Data records
--- --- ---

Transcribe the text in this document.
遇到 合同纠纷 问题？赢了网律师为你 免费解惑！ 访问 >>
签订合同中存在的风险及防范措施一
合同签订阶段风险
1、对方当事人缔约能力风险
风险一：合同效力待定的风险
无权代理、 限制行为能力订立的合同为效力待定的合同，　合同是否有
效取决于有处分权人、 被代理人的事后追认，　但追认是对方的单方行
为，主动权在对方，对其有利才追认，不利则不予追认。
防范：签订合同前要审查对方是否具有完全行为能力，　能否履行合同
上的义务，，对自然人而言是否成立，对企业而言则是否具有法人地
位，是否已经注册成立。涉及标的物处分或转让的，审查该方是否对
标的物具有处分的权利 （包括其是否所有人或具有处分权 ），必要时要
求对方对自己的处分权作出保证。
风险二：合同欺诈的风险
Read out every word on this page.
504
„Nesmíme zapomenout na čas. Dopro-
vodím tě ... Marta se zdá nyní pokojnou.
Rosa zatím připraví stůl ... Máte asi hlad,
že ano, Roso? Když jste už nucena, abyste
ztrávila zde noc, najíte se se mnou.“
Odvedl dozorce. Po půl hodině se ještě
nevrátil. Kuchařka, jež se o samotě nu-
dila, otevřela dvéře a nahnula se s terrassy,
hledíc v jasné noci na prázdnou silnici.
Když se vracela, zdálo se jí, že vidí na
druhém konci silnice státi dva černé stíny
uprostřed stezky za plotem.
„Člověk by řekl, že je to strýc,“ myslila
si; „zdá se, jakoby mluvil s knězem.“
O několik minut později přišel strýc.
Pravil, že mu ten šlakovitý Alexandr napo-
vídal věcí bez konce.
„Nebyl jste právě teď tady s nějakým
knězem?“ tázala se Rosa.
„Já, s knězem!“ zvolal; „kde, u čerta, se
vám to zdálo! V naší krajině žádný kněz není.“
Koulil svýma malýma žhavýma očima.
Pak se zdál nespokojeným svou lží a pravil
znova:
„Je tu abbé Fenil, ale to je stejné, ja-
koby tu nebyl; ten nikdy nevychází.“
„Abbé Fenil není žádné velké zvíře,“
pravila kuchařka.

--- --- ---

▶ _Problem description_: Filter out all lines lacking the word "Rosa" and copy the rest.

▶ _Solution below_:
Rosa zatím připraví stůl ... Máte asi hlad,
knězem?“ tázala se Rosa.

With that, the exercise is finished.